**TASK INSTRUCTIONS:**
Find the lines with the string "text" and return them.

**RECORDS SUPPLIED:**
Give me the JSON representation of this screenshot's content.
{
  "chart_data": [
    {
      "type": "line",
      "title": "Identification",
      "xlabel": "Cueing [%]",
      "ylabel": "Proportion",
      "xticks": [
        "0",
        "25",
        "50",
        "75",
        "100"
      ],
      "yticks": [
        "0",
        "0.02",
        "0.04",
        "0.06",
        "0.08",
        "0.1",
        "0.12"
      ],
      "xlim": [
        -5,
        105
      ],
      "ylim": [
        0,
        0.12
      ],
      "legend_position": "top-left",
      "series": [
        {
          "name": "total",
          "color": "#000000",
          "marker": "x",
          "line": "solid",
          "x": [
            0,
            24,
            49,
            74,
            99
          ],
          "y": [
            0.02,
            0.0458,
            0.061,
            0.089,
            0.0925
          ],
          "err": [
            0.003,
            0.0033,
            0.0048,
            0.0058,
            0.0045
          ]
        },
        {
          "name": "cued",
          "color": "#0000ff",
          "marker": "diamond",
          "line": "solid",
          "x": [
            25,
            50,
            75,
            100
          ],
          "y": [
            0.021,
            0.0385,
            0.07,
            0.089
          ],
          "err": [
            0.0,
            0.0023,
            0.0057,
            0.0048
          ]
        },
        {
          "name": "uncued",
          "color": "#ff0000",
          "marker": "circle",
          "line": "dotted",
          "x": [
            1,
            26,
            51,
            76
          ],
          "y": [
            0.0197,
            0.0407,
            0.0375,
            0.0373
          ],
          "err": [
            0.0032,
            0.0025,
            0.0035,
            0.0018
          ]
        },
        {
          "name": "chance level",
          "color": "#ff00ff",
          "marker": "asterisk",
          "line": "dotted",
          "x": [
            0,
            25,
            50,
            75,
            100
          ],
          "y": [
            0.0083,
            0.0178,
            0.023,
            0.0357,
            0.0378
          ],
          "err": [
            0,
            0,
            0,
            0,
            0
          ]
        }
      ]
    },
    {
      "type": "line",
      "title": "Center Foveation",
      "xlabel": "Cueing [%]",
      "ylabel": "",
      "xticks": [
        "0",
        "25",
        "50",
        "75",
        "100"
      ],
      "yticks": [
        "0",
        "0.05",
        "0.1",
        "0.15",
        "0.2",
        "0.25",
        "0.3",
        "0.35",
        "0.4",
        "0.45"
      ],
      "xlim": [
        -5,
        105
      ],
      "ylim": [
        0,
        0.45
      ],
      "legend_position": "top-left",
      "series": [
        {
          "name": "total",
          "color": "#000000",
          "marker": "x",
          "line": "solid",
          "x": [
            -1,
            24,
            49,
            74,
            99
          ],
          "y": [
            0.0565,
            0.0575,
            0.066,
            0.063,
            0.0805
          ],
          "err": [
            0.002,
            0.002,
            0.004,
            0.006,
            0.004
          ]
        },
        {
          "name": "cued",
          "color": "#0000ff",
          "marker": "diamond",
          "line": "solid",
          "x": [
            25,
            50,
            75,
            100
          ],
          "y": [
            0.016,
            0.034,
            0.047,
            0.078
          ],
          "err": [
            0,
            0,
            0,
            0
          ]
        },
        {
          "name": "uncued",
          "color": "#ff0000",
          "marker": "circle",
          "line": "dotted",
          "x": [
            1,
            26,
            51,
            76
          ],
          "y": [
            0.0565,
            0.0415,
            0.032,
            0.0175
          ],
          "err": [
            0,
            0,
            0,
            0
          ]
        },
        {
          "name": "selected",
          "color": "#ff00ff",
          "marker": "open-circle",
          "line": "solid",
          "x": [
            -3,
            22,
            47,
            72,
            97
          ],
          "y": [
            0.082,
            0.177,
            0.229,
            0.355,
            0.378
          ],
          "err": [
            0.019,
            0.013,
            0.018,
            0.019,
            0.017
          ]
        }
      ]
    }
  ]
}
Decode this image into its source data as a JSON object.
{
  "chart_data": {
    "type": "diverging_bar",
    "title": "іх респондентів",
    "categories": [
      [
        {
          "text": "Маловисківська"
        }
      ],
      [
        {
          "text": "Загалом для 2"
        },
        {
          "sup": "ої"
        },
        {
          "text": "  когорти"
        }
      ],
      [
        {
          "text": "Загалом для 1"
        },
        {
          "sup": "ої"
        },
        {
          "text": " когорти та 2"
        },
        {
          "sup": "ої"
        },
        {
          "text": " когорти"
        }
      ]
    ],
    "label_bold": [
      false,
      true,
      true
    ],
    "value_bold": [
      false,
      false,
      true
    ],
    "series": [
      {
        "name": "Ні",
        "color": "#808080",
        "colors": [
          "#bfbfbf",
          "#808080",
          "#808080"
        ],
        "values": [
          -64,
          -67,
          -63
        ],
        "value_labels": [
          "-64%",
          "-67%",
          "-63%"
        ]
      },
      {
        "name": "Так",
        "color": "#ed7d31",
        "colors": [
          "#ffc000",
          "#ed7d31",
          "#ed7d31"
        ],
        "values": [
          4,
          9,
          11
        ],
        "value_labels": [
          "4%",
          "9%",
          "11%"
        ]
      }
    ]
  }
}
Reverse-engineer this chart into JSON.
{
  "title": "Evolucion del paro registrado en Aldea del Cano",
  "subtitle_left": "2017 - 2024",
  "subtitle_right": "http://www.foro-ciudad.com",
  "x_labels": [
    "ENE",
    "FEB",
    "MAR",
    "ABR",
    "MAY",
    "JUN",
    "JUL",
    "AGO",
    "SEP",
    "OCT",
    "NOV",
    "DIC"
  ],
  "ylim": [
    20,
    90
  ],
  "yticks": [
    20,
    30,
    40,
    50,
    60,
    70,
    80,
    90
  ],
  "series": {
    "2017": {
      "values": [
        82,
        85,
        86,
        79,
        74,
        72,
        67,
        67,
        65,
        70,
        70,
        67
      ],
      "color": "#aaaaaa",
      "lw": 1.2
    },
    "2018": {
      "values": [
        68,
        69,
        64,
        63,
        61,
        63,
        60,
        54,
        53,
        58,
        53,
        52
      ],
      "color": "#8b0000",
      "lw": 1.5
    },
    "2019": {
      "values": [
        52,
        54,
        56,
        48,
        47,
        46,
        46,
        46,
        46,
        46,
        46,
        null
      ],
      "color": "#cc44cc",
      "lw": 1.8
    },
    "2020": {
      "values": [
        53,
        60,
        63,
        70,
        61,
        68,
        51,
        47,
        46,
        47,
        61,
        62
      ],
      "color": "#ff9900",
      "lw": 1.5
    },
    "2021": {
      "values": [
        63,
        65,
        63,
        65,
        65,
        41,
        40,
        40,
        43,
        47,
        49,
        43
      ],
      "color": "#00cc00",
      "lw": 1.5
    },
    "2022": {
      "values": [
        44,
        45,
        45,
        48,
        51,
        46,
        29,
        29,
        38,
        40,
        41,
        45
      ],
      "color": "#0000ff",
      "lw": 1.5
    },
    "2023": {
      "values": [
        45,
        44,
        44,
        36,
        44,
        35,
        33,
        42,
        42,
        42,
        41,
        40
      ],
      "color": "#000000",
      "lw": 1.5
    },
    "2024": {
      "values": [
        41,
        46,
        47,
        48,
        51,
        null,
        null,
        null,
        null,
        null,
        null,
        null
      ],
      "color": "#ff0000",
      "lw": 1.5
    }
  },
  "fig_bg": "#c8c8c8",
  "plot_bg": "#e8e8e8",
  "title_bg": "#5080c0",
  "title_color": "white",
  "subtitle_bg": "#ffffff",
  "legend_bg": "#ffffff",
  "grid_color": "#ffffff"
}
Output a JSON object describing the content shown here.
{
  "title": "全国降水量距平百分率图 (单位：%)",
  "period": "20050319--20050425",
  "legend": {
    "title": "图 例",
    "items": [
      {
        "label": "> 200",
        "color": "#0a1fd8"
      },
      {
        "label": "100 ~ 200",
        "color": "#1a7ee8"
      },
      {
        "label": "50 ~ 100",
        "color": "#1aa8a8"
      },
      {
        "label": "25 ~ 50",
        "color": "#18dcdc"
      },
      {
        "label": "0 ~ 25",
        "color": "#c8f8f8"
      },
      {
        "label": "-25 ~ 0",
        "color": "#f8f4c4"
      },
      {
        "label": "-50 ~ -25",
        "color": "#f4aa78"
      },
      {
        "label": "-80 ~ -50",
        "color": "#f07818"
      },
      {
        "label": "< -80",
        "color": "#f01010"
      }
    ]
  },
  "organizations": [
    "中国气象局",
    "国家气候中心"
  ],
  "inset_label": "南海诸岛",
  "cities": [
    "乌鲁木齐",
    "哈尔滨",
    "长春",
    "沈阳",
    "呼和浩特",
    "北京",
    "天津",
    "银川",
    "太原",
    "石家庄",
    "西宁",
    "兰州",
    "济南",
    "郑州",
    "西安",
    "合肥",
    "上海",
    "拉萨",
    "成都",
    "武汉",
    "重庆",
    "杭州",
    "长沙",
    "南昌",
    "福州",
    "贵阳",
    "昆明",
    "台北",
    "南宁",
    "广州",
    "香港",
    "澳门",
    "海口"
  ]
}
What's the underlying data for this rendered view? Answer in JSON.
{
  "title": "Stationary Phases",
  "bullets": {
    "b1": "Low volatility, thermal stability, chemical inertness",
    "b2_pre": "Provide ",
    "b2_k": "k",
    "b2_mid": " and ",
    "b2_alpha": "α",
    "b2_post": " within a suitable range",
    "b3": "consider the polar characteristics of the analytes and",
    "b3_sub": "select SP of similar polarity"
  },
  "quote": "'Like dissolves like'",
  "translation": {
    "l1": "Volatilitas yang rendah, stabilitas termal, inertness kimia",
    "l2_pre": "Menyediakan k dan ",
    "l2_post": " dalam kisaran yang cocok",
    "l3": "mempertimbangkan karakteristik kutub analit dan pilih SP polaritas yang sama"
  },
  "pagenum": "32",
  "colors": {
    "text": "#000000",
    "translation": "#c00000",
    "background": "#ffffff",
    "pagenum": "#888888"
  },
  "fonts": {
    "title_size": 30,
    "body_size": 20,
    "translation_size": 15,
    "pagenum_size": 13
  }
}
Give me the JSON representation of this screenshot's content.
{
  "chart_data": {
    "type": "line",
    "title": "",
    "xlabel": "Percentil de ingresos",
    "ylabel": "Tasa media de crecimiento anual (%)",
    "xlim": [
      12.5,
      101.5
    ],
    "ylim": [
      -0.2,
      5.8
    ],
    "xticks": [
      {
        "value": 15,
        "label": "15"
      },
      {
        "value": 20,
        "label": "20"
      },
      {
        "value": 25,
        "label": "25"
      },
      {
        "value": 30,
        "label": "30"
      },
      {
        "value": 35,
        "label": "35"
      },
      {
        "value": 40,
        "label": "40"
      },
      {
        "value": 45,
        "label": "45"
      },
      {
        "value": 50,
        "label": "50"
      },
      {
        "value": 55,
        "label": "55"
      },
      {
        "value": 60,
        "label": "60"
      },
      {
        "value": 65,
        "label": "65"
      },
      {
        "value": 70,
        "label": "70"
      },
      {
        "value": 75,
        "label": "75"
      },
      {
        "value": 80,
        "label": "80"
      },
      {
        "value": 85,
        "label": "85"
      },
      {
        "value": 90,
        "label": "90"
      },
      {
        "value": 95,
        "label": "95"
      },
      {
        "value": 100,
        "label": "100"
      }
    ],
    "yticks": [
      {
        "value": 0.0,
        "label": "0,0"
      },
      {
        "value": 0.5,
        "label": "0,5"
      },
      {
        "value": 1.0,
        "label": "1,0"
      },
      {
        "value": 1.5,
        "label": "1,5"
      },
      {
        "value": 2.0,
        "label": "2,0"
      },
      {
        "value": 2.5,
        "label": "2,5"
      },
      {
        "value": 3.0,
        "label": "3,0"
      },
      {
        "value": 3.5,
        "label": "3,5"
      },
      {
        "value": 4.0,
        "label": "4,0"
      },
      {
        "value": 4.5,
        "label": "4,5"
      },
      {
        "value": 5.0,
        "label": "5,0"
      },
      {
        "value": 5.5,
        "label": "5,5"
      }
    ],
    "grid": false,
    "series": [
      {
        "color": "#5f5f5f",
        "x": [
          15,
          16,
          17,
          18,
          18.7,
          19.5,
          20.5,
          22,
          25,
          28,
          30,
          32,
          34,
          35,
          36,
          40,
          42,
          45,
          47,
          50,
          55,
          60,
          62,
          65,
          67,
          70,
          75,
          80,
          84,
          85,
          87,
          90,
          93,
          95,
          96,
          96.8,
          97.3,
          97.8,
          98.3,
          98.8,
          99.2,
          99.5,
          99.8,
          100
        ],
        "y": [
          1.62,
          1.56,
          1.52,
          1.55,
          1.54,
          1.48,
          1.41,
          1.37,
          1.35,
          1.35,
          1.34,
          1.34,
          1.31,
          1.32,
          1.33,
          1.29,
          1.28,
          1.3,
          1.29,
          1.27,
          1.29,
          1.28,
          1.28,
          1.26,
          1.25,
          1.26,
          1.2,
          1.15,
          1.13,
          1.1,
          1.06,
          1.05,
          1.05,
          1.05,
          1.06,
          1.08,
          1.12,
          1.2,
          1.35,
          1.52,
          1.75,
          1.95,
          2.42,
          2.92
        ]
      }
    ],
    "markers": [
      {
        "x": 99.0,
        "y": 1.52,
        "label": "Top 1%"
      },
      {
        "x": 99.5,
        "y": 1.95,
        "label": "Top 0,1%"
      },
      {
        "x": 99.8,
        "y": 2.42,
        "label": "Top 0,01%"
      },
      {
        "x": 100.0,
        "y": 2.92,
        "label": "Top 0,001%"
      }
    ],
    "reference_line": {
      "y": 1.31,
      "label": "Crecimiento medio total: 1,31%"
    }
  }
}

**COMPLETED EXERCISE:**
          "text": "Маловисківська"
          "text": "Загалом для 2"
          "text": "  когорти"
          "text": "Загалом для 1"
          "text": " когорти та 2"
          "text": " когорти"
    "text": "#000000",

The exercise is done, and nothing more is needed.